### Supplied records
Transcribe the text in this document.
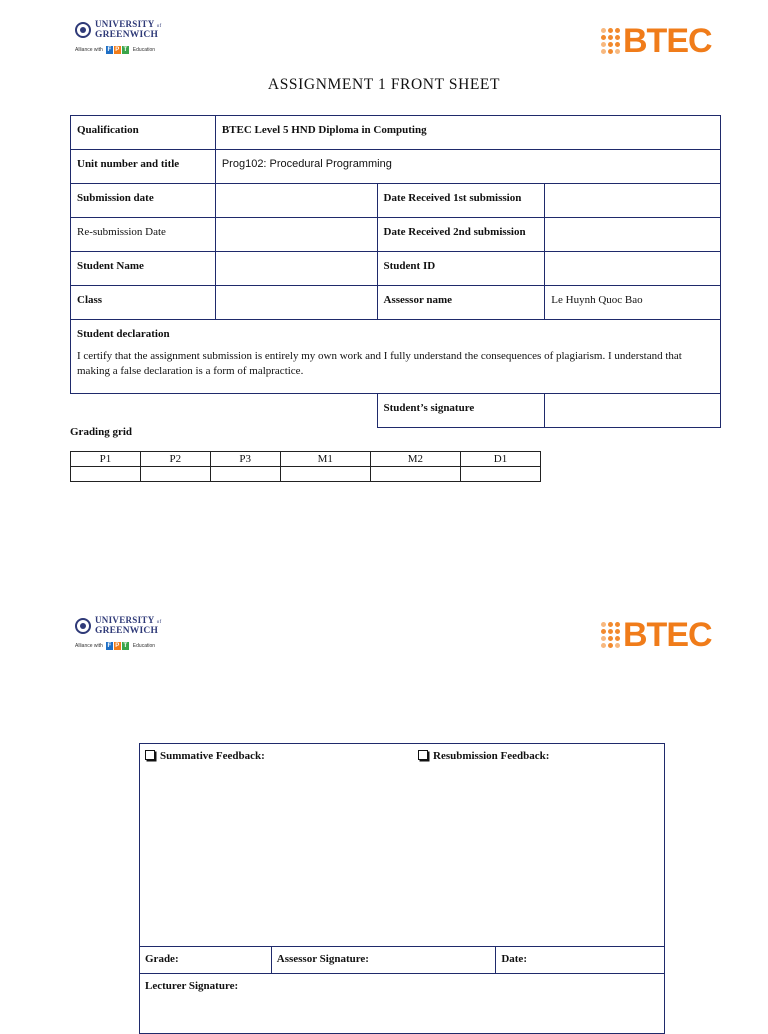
UNIVERSITY of
GREENWICH
Alliance with F P T	Education	BTEC
ASSIGNMENT 1 FRONT SHEET
Qualification	BTEC Level 5 HND Diploma in Computing		
Unit number and title	Prog102: Procedural Programming		
Submission date		Date Received 1st submission	
Re-submission Date		Date Received 2nd submission	
Student Name		Student ID	
Class		Assessor name	Le Huynh Quoc Bao

Student declaration
I certify that the assignment submission is entirely my own work and I fully understand the consequences of plagiarism. I understand that making a false declaration is a form of malpractice.			

		Student’s signature	
Grading grid
P1	P2	P3	M1	M2	D1

UNIVERSITY of
GREENWICH
Alliance with F P T	Education	BTEC
Summative Feedback:	Resubmission Feedback:

Grade:	Assessor Signature:	Date:
Lecturer Signature:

### Stated exercise
Give the count of lines in the listing that hold the word "Student", with no other text.

### Finished answer
3